→ **Written problem**: Repeat each entry exactly and drop the pictures.

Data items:
########
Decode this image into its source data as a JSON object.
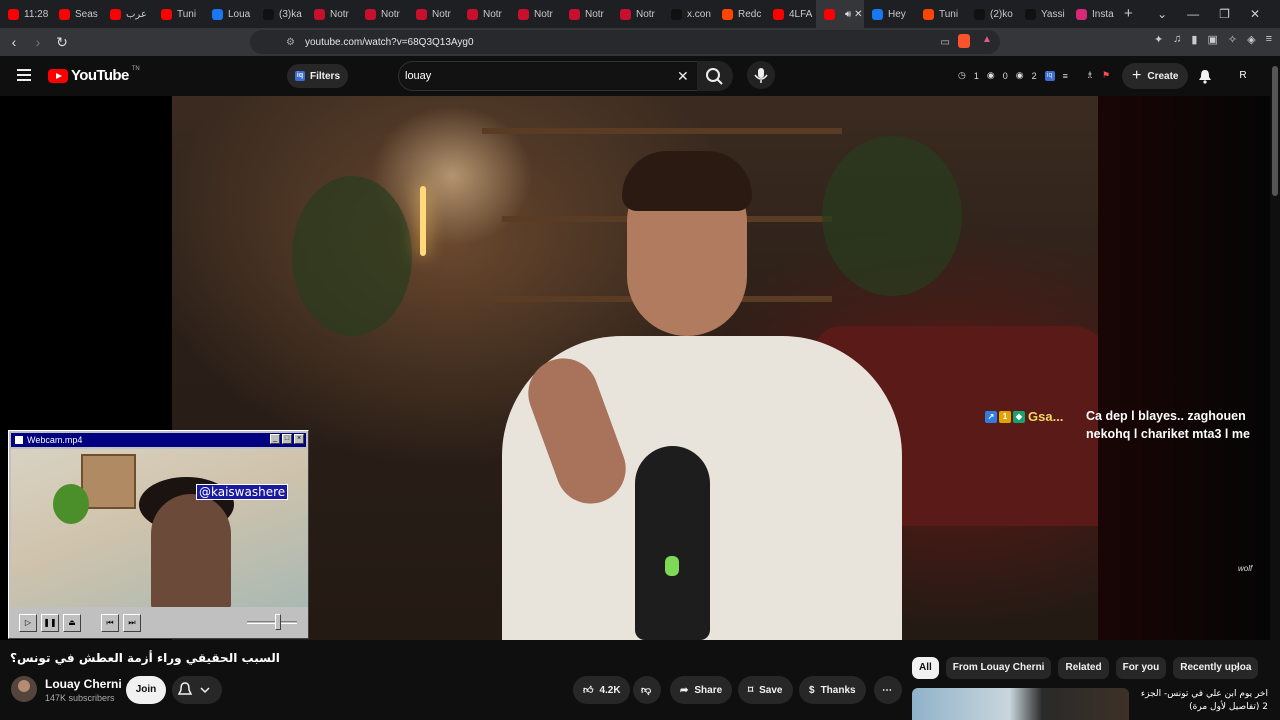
{
  "browser": {
    "tabs": [
      {
        "label": "11:28",
        "icon": "youtube-icon",
        "color": "#ff0000"
      },
      {
        "label": "Seas",
        "icon": "youtube-icon",
        "color": "#ff0000"
      },
      {
        "label": "عرب",
        "icon": "youtube-icon",
        "color": "#ff0000"
      },
      {
        "label": "Tuni",
        "icon": "youtube-icon",
        "color": "#ff0000"
      },
      {
        "label": "Loua",
        "icon": "facebook-icon",
        "color": "#1877f2"
      },
      {
        "label": "(3)ka",
        "icon": "tiktok-icon",
        "color": "#111111"
      },
      {
        "label": "Notr",
        "icon": "n-icon",
        "color": "#c8102e"
      },
      {
        "label": "Notr",
        "icon": "n-icon",
        "color": "#c8102e"
      },
      {
        "label": "Notr",
        "icon": "n-icon",
        "color": "#c8102e"
      },
      {
        "label": "Notr",
        "icon": "n-icon",
        "color": "#c8102e"
      },
      {
        "label": "Notr",
        "icon": "n-icon",
        "color": "#c8102e"
      },
      {
        "label": "Notr",
        "icon": "n-icon",
        "color": "#c8102e"
      },
      {
        "label": "Notr",
        "icon": "n-icon",
        "color": "#c8102e"
      },
      {
        "label": "x.con",
        "icon": "x-icon",
        "color": "#111111"
      },
      {
        "label": "Redc",
        "icon": "reddit-icon",
        "color": "#ff4500"
      },
      {
        "label": "4LFA",
        "icon": "youtube-icon",
        "color": "#ff0000"
      },
      {
        "label": "",
        "icon": "youtube-icon",
        "color": "#ff0000",
        "active": true
      },
      {
        "label": "Hey",
        "icon": "facebook-icon",
        "color": "#1877f2"
      },
      {
        "label": "Tuni",
        "icon": "reddit-icon",
        "color": "#ff4500"
      },
      {
        "label": "(2)ko",
        "icon": "tiktok-icon",
        "color": "#111111"
      },
      {
        "label": "Yassi",
        "icon": "tiktok-icon",
        "color": "#111111"
      },
      {
        "label": "Insta",
        "icon": "instagram-icon",
        "color": "#d62976"
      }
    ],
    "url": "youtube.com/watch?v=68Q3Q13Ayg0"
  },
  "youtube": {
    "logo_text": "YouTube",
    "logo_tm": "TN",
    "filters_label": "Filters",
    "search_value": "louay",
    "stats": {
      "a": "1",
      "b": "0",
      "c": "2"
    },
    "create_label": "Create",
    "avatar_letter": "R",
    "accent": "#ff0000"
  },
  "video": {
    "overlay_user": "Gsa...",
    "overlay_badge": "1",
    "overlay_message": "Ca dep l blayes.. zaghouen nekohq l chariket mta3 l me",
    "watermark": "wolf"
  },
  "webcam": {
    "title": "Webcam.mp4",
    "handle": "@kaiswashere"
  },
  "meta": {
    "title": "السبب الحقيقي وراء أزمة العطش في تونس؟",
    "channel_name": "Louay Cherni",
    "subscribers": "147K subscribers",
    "join_label": "Join",
    "likes": "4.2K",
    "share_label": "Share",
    "save_label": "Save",
    "thanks_label": "Thanks"
  },
  "chips": [
    "All",
    "From Louay Cherni",
    "Related",
    "For you",
    "Recently uploa"
  ],
  "recommendation": {
    "title": "اخر يوم ابن علي في تونس- الجزء 2 (تفاصيل لأول مرة)"
  }
}
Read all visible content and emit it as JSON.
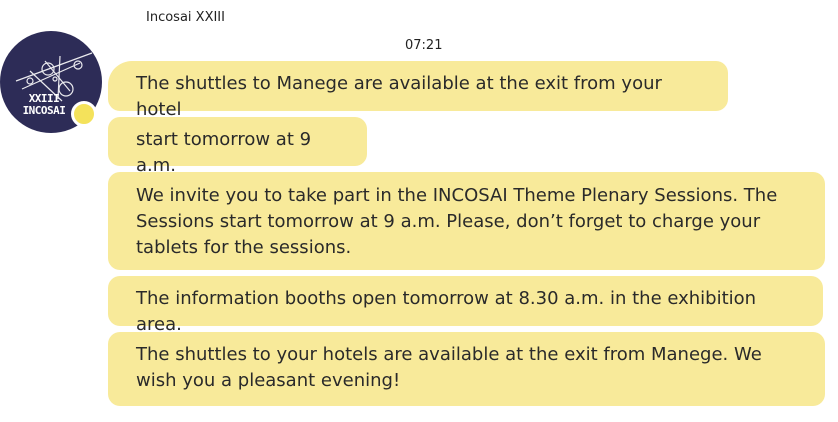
{
  "chat": {
    "sender_name": "Incosai XXIII",
    "timestamp": "07:21",
    "avatar": {
      "line1": "XXIII",
      "line2": "INCOSAI",
      "status_color": "#f4e25b"
    },
    "messages": [
      {
        "text": "The shuttles to Manege are available at the exit from your hotel"
      },
      {
        "text": "start tomorrow at 9 a.m."
      },
      {
        "text": "We invite you to take part in the INCOSAI Theme Plenary Sessions. The Sessions start tomorrow at 9 a.m. Please, don’t forget to charge your tablets for the sessions."
      },
      {
        "text": "The information booths open tomorrow at 8.30 a.m. in the exhibition area."
      },
      {
        "text": "The shuttles to your hotels are available at the exit from Manege. We wish you a pleasant evening!"
      }
    ],
    "colors": {
      "bubble": "#f8ea9a",
      "avatar_bg": "#2d2c57"
    }
  }
}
########
→ **The response**:
Decode this image into its source data as a JSON object.
{
  "browser": {
    "tabs": [
      {
        "label": "11:28",
        "icon": "youtube-icon",
        "color": "#ff0000"
      },
      {
        "label": "Seas",
        "icon": "youtube-icon",
        "color": "#ff0000"
      },
      {
        "label": "عرب",
        "icon": "youtube-icon",
        "color": "#ff0000"
      },
      {
        "label": "Tuni",
        "icon": "youtube-icon",
        "color": "#ff0000"
      },
      {
        "label": "Loua",
        "icon": "facebook-icon",
        "color": "#1877f2"
      },
      {
        "label": "(3)ka",
        "icon": "tiktok-icon",
        "color": "#111111"
      },
      {
        "label": "Notr",
        "icon": "n-icon",
        "color": "#c8102e"
      },
      {
        "label": "Notr",
        "icon": "n-icon",
        "color": "#c8102e"
      },
      {
        "label": "Notr",
        "icon": "n-icon",
        "color": "#c8102e"
      },
      {
        "label": "Notr",
        "icon": "n-icon",
        "color": "#c8102e"
      },
      {
        "label": "Notr",
        "icon": "n-icon",
        "color": "#c8102e"
      },
      {
        "label": "Notr",
        "icon": "n-icon",
        "color": "#c8102e"
      },
      {
        "label": "Notr",
        "icon": "n-icon",
        "color": "#c8102e"
      },
      {
        "label": "x.con",
        "icon": "x-icon",
        "color": "#111111"
      },
      {
        "label": "Redc",
        "icon": "reddit-icon",
        "color": "#ff4500"
      },
      {
        "label": "4LFA",
        "icon": "youtube-icon",
        "color": "#ff0000"
      },
      {
        "label": "",
        "icon": "youtube-icon",
        "color": "#ff0000",
        "active": true
      },
      {
        "label": "Hey",
        "icon": "facebook-icon",
        "color": "#1877f2"
      },
      {
        "label": "Tuni",
        "icon": "reddit-icon",
        "color": "#ff4500"
      },
      {
        "label": "(2)ko",
        "icon": "tiktok-icon",
        "color": "#111111"
      },
      {
        "label": "Yassi",
        "icon": "tiktok-icon",
        "color": "#111111"
      },
      {
        "label": "Insta",
        "icon": "instagram-icon",
        "color": "#d62976"
      }
    ],
    "url": "youtube.com/watch?v=68Q3Q13Ayg0"
  },
  "youtube": {
    "logo_text": "YouTube",
    "logo_tm": "TN",
    "filters_label": "Filters",
    "search_value": "louay",
    "stats": {
      "a": "1",
      "b": "0",
      "c": "2"
    },
    "create_label": "Create",
    "avatar_letter": "R",
    "accent": "#ff0000"
  },
  "video": {
    "overlay_user": "Gsa...",
    "overlay_badge": "1",
    "overlay_message": "Ca dep l blayes.. zaghouen nekohq l chariket mta3 l me",
    "watermark": "wolf"
  },
  "webcam": {
    "title": "Webcam.mp4",
    "handle": "@kaiswashere"
  },
  "meta": {
    "title": "السبب الحقيقي وراء أزمة العطش في تونس؟",
    "channel_name": "Louay Cherni",
    "subscribers": "147K subscribers",
    "join_label": "Join",
    "likes": "4.2K",
    "share_label": "Share",
    "save_label": "Save",
    "thanks_label": "Thanks"
  },
  "chips": [
    "All",
    "From Louay Cherni",
    "Related",
    "For you",
    "Recently uploa"
  ],
  "recommendation": {
    "title": "اخر يوم ابن علي في تونس- الجزء 2 (تفاصيل لأول مرة)"
  }
}
Read all visible content and emit it as JSON.
{
  "chat": {
    "sender_name": "Incosai XXIII",
    "timestamp": "07:21",
    "avatar": {
      "line1": "XXIII",
      "line2": "INCOSAI",
      "status_color": "#f4e25b"
    },
    "messages": [
      {
        "text": "The shuttles to Manege are available at the exit from your hotel"
      },
      {
        "text": "start tomorrow at 9 a.m."
      },
      {
        "text": "We invite you to take part in the INCOSAI Theme Plenary Sessions. The Sessions start tomorrow at 9 a.m. Please, don’t forget to charge your tablets for the sessions."
      },
      {
        "text": "The information booths open tomorrow at 8.30 a.m. in the exhibition area."
      },
      {
        "text": "The shuttles to your hotels are available at the exit from Manege. We wish you a pleasant evening!"
      }
    ],
    "colors": {
      "bubble": "#f8ea9a",
      "avatar_bg": "#2d2c57"
    }
  }
}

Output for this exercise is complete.